Set task —
Using the data below, repeat all of it precisely.

━━ Data provided ━━

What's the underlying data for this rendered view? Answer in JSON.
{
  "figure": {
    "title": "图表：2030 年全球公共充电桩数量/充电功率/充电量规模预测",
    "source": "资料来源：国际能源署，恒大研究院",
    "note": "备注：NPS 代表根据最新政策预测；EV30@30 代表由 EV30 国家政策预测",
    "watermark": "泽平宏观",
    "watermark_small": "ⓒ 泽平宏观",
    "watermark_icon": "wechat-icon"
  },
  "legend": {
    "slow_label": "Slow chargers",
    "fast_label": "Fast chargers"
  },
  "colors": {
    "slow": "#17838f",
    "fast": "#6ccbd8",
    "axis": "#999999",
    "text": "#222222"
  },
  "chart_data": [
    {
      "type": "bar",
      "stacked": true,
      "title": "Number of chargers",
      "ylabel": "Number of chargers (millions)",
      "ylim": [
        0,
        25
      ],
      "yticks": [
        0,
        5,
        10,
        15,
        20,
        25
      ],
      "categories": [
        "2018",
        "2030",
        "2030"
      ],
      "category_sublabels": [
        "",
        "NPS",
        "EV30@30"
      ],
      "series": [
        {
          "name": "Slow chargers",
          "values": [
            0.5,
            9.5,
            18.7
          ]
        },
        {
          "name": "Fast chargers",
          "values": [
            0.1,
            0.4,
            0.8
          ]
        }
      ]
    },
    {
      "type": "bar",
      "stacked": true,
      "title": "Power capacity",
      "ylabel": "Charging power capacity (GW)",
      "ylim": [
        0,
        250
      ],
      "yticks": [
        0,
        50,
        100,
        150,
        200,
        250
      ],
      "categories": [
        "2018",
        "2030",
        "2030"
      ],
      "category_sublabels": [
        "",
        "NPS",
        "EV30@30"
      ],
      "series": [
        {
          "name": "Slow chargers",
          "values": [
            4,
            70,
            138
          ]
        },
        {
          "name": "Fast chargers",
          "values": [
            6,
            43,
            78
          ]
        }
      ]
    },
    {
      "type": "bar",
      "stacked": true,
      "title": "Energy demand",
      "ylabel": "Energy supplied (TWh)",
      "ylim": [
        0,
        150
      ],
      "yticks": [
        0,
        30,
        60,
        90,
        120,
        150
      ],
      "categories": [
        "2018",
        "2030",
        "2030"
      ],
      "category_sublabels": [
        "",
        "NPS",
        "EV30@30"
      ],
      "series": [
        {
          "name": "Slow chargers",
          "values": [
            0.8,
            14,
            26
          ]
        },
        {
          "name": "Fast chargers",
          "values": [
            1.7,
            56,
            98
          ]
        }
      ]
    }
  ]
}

━━━

Result —
What's the underlying data for this rendered view? Answer in JSON.
{
  "figure": {
    "title": "图表：2030 年全球公共充电桩数量/充电功率/充电量规模预测",
    "source": "资料来源：国际能源署，恒大研究院",
    "note": "备注：NPS 代表根据最新政策预测；EV30@30 代表由 EV30 国家政策预测",
    "watermark": "泽平宏观",
    "watermark_small": "ⓒ 泽平宏观",
    "watermark_icon": "wechat-icon"
  },
  "legend": {
    "slow_label": "Slow chargers",
    "fast_label": "Fast chargers"
  },
  "colors": {
    "slow": "#17838f",
    "fast": "#6ccbd8",
    "axis": "#999999",
    "text": "#222222"
  },
  "chart_data": [
    {
      "type": "bar",
      "stacked": true,
      "title": "Number of chargers",
      "ylabel": "Number of chargers (millions)",
      "ylim": [
        0,
        25
      ],
      "yticks": [
        0,
        5,
        10,
        15,
        20,
        25
      ],
      "categories": [
        "2018",
        "2030",
        "2030"
      ],
      "category_sublabels": [
        "",
        "NPS",
        "EV30@30"
      ],
      "series": [
        {
          "name": "Slow chargers",
          "values": [
            0.5,
            9.5,
            18.7
          ]
        },
        {
          "name": "Fast chargers",
          "values": [
            0.1,
            0.4,
            0.8
          ]
        }
      ]
    },
    {
      "type": "bar",
      "stacked": true,
      "title": "Power capacity",
      "ylabel": "Charging power capacity (GW)",
      "ylim": [
        0,
        250
      ],
      "yticks": [
        0,
        50,
        100,
        150,
        200,
        250
      ],
      "categories": [
        "2018",
        "2030",
        "2030"
      ],
      "category_sublabels": [
        "",
        "NPS",
        "EV30@30"
      ],
      "series": [
        {
          "name": "Slow chargers",
          "values": [
            4,
            70,
            138
          ]
        },
        {
          "name": "Fast chargers",
          "values": [
            6,
            43,
            78
          ]
        }
      ]
    },
    {
      "type": "bar",
      "stacked": true,
      "title": "Energy demand",
      "ylabel": "Energy supplied (TWh)",
      "ylim": [
        0,
        150
      ],
      "yticks": [
        0,
        30,
        60,
        90,
        120,
        150
      ],
      "categories": [
        "2018",
        "2030",
        "2030"
      ],
      "category_sublabels": [
        "",
        "NPS",
        "EV30@30"
      ],
      "series": [
        {
          "name": "Slow chargers",
          "values": [
            0.8,
            14,
            26
          ]
        },
        {
          "name": "Fast chargers",
          "values": [
            1.7,
            56,
            98
          ]
        }
      ]
    }
  ]
}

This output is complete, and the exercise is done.